### OBJECTIVE
Find the word "Central" in the records below. List each line containing it.

[Extracted records]
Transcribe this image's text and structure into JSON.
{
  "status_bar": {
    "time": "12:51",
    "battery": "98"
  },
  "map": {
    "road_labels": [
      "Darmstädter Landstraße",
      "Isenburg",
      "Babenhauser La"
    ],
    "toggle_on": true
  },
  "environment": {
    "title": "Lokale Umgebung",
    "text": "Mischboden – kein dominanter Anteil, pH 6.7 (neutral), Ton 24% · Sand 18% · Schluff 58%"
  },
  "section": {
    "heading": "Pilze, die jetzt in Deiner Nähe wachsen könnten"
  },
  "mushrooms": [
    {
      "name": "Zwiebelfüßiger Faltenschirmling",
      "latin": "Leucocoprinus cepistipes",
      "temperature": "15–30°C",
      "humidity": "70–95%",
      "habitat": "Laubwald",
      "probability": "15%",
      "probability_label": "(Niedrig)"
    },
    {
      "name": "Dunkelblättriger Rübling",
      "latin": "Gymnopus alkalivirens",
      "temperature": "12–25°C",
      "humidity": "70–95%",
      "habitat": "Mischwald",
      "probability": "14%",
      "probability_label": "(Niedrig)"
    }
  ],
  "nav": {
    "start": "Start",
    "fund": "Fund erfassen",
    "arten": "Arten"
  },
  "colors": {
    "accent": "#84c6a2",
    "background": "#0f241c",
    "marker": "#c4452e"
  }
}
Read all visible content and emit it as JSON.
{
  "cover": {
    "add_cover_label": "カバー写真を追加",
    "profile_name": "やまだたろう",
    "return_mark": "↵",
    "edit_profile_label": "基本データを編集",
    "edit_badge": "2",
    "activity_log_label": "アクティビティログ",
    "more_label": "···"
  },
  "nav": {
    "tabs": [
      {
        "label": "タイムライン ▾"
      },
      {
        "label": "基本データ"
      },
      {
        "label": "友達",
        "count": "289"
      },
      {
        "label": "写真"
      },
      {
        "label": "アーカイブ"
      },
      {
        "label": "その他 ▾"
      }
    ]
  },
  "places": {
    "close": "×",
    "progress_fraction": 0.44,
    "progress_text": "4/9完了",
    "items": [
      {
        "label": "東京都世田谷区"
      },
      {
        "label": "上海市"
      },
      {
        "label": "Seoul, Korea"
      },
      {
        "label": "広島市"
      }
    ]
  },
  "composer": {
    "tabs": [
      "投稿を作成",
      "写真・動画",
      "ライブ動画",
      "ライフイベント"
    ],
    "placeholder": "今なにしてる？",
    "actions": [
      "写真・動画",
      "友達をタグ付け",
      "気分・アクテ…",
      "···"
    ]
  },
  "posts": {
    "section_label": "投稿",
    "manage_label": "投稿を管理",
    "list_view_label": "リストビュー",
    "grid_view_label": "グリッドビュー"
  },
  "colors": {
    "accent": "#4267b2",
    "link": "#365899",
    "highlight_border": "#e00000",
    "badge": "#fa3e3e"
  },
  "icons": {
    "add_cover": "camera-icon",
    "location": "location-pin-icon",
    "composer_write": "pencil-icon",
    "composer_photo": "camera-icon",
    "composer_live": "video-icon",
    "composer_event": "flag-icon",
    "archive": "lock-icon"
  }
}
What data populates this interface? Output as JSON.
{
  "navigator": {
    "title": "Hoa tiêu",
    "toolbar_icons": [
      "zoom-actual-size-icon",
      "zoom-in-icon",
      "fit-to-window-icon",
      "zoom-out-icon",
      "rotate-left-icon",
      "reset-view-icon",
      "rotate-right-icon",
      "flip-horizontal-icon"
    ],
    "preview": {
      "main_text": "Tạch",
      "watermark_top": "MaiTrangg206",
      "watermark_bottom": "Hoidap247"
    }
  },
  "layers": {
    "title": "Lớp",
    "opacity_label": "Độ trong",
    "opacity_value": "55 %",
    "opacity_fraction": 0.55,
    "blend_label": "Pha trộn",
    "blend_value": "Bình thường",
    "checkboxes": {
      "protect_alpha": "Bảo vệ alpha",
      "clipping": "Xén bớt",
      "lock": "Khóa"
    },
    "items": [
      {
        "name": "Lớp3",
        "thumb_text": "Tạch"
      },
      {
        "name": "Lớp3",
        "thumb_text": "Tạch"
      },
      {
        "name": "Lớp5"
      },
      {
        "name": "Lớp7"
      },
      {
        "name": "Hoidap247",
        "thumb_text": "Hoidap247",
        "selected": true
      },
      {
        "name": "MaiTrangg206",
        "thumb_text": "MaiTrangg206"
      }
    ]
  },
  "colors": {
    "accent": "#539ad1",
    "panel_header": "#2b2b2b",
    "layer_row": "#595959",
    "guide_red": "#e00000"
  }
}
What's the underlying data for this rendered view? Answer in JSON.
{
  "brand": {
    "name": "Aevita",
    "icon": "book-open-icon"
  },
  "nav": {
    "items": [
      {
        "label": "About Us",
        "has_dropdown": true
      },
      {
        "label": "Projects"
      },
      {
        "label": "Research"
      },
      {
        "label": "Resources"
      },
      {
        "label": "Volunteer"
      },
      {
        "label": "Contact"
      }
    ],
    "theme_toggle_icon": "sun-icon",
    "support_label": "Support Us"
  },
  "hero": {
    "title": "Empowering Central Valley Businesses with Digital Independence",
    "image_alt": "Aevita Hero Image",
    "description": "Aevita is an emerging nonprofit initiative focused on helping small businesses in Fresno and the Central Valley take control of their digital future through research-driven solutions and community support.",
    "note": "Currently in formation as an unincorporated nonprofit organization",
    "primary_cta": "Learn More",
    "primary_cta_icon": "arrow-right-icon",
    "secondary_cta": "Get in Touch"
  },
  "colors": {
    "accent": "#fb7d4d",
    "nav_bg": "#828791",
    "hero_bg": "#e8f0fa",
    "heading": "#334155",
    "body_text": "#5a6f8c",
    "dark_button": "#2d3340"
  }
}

### COMPLETED EXERCISE
    "title": "Empowering Central Valley Businesses with Digital Independence",
    "description": "Aevita is an emerging nonprofit initiative focused on helping small businesses in Fresno and the Central Valley take control of their digital future through research-driven solutions and community support.",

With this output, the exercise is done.